● **Direction**
Reproduce every line of the listing below verbatim, leaving out the picture.

[Layout coordinate data]

>>>

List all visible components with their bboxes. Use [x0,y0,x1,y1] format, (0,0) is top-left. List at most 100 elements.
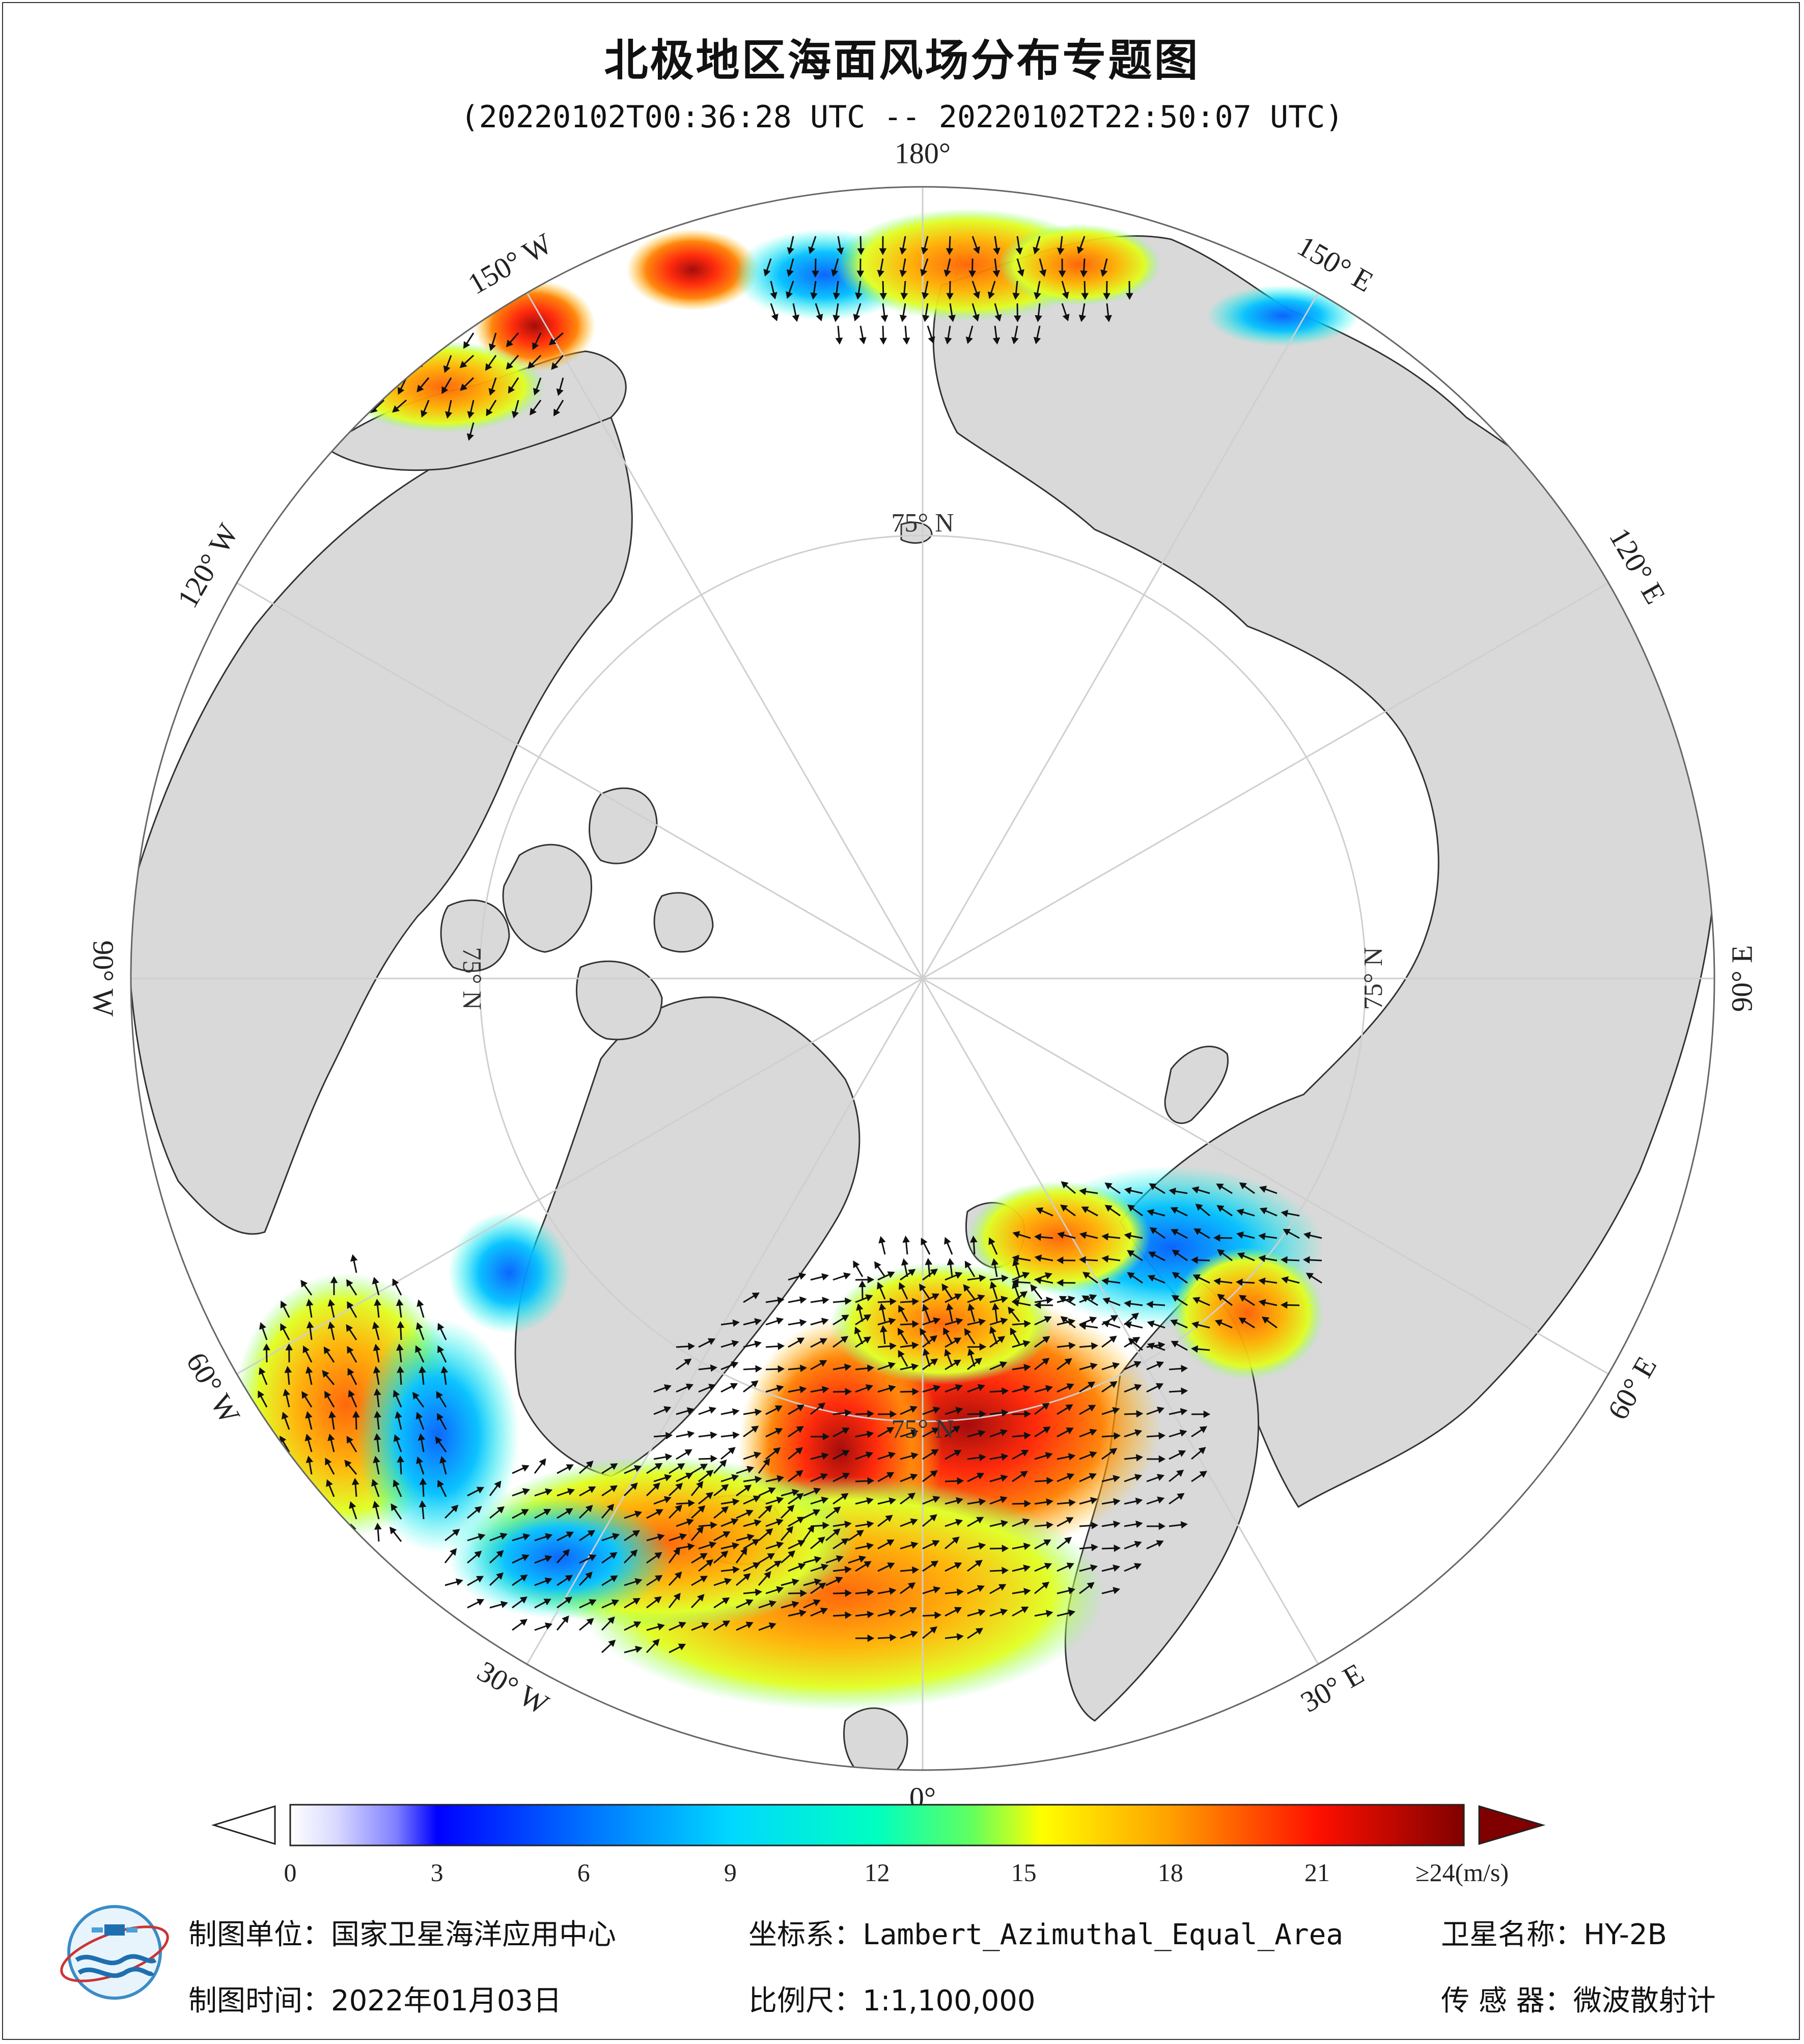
wind-arrow-head [1302,1256,1310,1264]
wind-arrow-head [821,1273,829,1281]
wind-arrow-head [822,1297,829,1304]
wind-arrow-head [496,1550,504,1558]
wind-arrow-head [1066,1473,1075,1480]
wind-arrow-head [1087,1582,1095,1589]
wind-arrow-head [964,1328,972,1336]
footer-satellite-value: HY-2B [1584,1918,1667,1951]
wind-arrow-head [419,1366,426,1374]
wind-arrow-head [1217,1249,1225,1256]
wind-arrow-head [678,1643,686,1650]
wind-arrow-head [1000,1361,1008,1368]
wind-arrow-head [954,1562,962,1570]
wind-arrow-head [654,1463,663,1470]
footer-sensor-value: 微波散射计 [1573,1984,1716,2018]
wind-arrow-head [920,1328,927,1336]
wind-arrow-head [853,1260,860,1269]
wind-arrow-head [988,1237,995,1245]
wind-arrow-head [708,1407,717,1414]
wind-arrow-head [867,1611,874,1618]
wind-arrow-head [975,1560,983,1567]
wind-arrow-head [910,1631,918,1638]
wind-arrow-head [466,321,474,329]
wind-arrow-head [899,315,907,322]
wind-arrow-head [989,1281,997,1289]
wind-arrow-head [776,1475,785,1482]
wind-arrow-head [1066,1427,1074,1435]
wind-arrow-head [963,1284,970,1292]
wind-arrow-head [488,388,496,396]
wind-arrow-head [419,1477,427,1485]
wind-arrow-head [994,314,1002,322]
wind-arrow-head [1199,1426,1207,1433]
wind-arrow-head [864,1561,872,1568]
wind-arrow-head [821,1386,829,1393]
wind-arrow-head [786,1526,793,1534]
wind-arrow-head [841,1314,849,1322]
wind-arrow-head [565,1508,573,1515]
wind-arrow-head [585,1504,593,1513]
footer-scale: 比例尺：1:1,100,000 [748,1978,1036,2019]
wind-arrow-head [710,1454,718,1463]
wind-arrow-head [528,361,535,369]
wind-arrow-head [1078,315,1087,322]
wind-arrow-head [374,1299,381,1306]
wind-arrow-head [496,1506,505,1514]
wind-arrow-head [775,1519,784,1526]
wind-arrow-head [1148,1251,1156,1258]
wind-arrow-head [1021,1606,1029,1613]
wind-arrow-head [372,1500,380,1508]
wind-arrow-head [1089,1294,1097,1301]
wind-arrow-head [922,315,930,322]
wind-arrow-head [327,1321,335,1329]
wind-arrow-head [765,1505,772,1513]
wind-arrow-head [1012,1281,1019,1289]
wind-arrow-head [865,1384,873,1391]
wind-arrow-head [324,1390,331,1399]
wind-arrow-head [347,1346,354,1354]
wind-arrow-head [348,1390,355,1398]
wind-arrow-head [1135,1454,1143,1462]
wind-arrow-head [347,1368,354,1376]
wind-arrow-head [1128,1338,1136,1346]
wind-arrow-head [954,1607,962,1614]
wind-arrow-head [562,1615,569,1623]
wind-arrow-head [890,1634,897,1642]
wind-arrow-head [977,1294,985,1302]
wind-arrow-head [929,1626,937,1634]
wind-arrow-head [1066,1517,1074,1524]
wind-arrow-head [1083,1272,1091,1279]
wind-arrow-head [258,1390,265,1398]
wind-arrow-head [1103,293,1111,300]
wind-arrow-head [1000,1429,1008,1437]
wind-arrow-head [551,362,559,370]
wind-arrow-head [634,1578,643,1585]
wind-arrow-head [753,1495,761,1502]
wind-arrow-head [459,360,467,369]
wind-arrow-head [1000,1496,1008,1503]
wind-arrow-head [655,1575,663,1582]
wind-arrow-head [674,1571,682,1579]
wind-arrow-head [889,1609,896,1617]
wind-arrow-head [899,247,907,255]
wind-arrow-head [1066,1383,1074,1390]
wind-arrow-head [1113,1498,1121,1506]
wind-arrow-head [1064,1358,1072,1365]
wind-arrow-head [1023,1543,1031,1550]
wind-arrow-head [657,1533,665,1541]
wind-arrow-head [768,1487,776,1494]
wind-arrow-head [1283,1229,1291,1236]
wind-arrow-head [933,1385,941,1392]
wind-arrow-head [732,1431,740,1439]
wind-arrow-head [412,1392,420,1400]
wind-arrow-head [1022,1340,1031,1348]
wind-arrow-head [817,1536,825,1544]
wind-arrow-head [1089,1473,1097,1480]
wind-arrow-head [1022,1385,1031,1392]
wind-arrow-head [753,1562,761,1570]
wind-arrow-head [586,1461,594,1468]
wind-arrow-head [1011,337,1019,345]
wind-arrow-head [799,1386,807,1393]
wind-arrow-head [652,1639,660,1646]
wind-arrow-head [1057,1231,1065,1239]
wind-arrow-head [1133,1361,1142,1368]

<<<

● **Response**
List all visible components with their bboxes. Use [x0,y0,x1,y1] format, (0,0) is top-left. List at most 100 elements.
wind-arrow-head [1302,1256,1310,1264]
wind-arrow-head [821,1273,829,1281]
wind-arrow-head [822,1297,829,1304]
wind-arrow-head [496,1550,504,1558]
wind-arrow-head [1066,1473,1075,1480]
wind-arrow-head [1087,1582,1095,1589]
wind-arrow-head [964,1328,972,1336]
footer-satellite-value: HY-2B [1584,1918,1667,1951]
wind-arrow-head [419,1366,426,1374]
wind-arrow-head [1217,1249,1225,1256]
wind-arrow-head [678,1643,686,1650]
wind-arrow-head [1000,1361,1008,1368]
wind-arrow-head [954,1562,962,1570]
wind-arrow-head [654,1463,663,1470]
footer-sensor-value: 微波散射计 [1573,1984,1716,2018]
wind-arrow-head [920,1328,927,1336]
wind-arrow-head [853,1260,860,1269]
wind-arrow-head [988,1237,995,1245]
wind-arrow-head [708,1407,717,1414]
wind-arrow-head [867,1611,874,1618]
wind-arrow-head [975,1560,983,1567]
wind-arrow-head [910,1631,918,1638]
wind-arrow-head [466,321,474,329]
wind-arrow-head [899,315,907,322]
wind-arrow-head [989,1281,997,1289]
wind-arrow-head [776,1475,785,1482]
wind-arrow-head [1066,1427,1074,1435]
wind-arrow-head [963,1284,970,1292]
wind-arrow-head [488,388,496,396]
wind-arrow-head [419,1477,427,1485]
wind-arrow-head [994,314,1002,322]
wind-arrow-head [1199,1426,1207,1433]
wind-arrow-head [864,1561,872,1568]
wind-arrow-head [821,1386,829,1393]
wind-arrow-head [786,1526,793,1534]
wind-arrow-head [841,1314,849,1322]
wind-arrow-head [565,1508,573,1515]
wind-arrow-head [585,1504,593,1513]
footer-scale: 比例尺：1:1,100,000 [748,1978,1036,2019]
wind-arrow-head [710,1454,718,1463]
wind-arrow-head [528,361,535,369]
wind-arrow-head [1078,315,1087,322]
wind-arrow-head [374,1299,381,1306]
wind-arrow-head [496,1506,505,1514]
wind-arrow-head [775,1519,784,1526]
wind-arrow-head [1148,1251,1156,1258]
wind-arrow-head [1021,1606,1029,1613]
wind-arrow-head [372,1500,380,1508]
wind-arrow-head [1089,1294,1097,1301]
wind-arrow-head [922,315,930,322]
wind-arrow-head [327,1321,335,1329]
wind-arrow-head [765,1505,772,1513]
wind-arrow-head [1012,1281,1019,1289]
wind-arrow-head [865,1384,873,1391]
wind-arrow-head [324,1390,331,1399]
wind-arrow-head [347,1346,354,1354]
wind-arrow-head [348,1390,355,1398]
wind-arrow-head [1135,1454,1143,1462]
wind-arrow-head [347,1368,354,1376]
wind-arrow-head [1128,1338,1136,1346]
wind-arrow-head [954,1607,962,1614]
wind-arrow-head [562,1615,569,1623]
wind-arrow-head [890,1634,897,1642]
wind-arrow-head [977,1294,985,1302]
wind-arrow-head [929,1626,937,1634]
wind-arrow-head [1066,1517,1074,1524]
wind-arrow-head [1083,1272,1091,1279]
wind-arrow-head [258,1390,265,1398]
wind-arrow-head [1103,293,1111,300]
wind-arrow-head [1000,1429,1008,1437]
wind-arrow-head [551,362,559,370]
wind-arrow-head [634,1578,643,1585]
wind-arrow-head [753,1495,761,1502]
wind-arrow-head [459,360,467,369]
wind-arrow-head [1000,1496,1008,1503]
wind-arrow-head [655,1575,663,1582]
wind-arrow-head [674,1571,682,1579]
wind-arrow-head [889,1609,896,1617]
wind-arrow-head [899,247,907,255]
wind-arrow-head [1066,1383,1074,1390]
wind-arrow-head [1113,1498,1121,1506]
wind-arrow-head [1064,1358,1072,1365]
wind-arrow-head [1023,1543,1031,1550]
wind-arrow-head [657,1533,665,1541]
wind-arrow-head [768,1487,776,1494]
wind-arrow-head [1283,1229,1291,1236]
wind-arrow-head [933,1385,941,1392]
wind-arrow-head [732,1431,740,1439]
wind-arrow-head [412,1392,420,1400]
wind-arrow-head [1022,1340,1031,1348]
wind-arrow-head [817,1536,825,1544]
wind-arrow-head [1089,1473,1097,1480]
wind-arrow-head [1022,1385,1031,1392]
wind-arrow-head [753,1562,761,1570]
wind-arrow-head [586,1461,594,1468]
wind-arrow-head [1011,337,1019,345]
wind-arrow-head [799,1386,807,1393]
wind-arrow-head [652,1639,660,1646]
wind-arrow-head [1057,1231,1065,1239]
wind-arrow-head [1133,1361,1142,1368]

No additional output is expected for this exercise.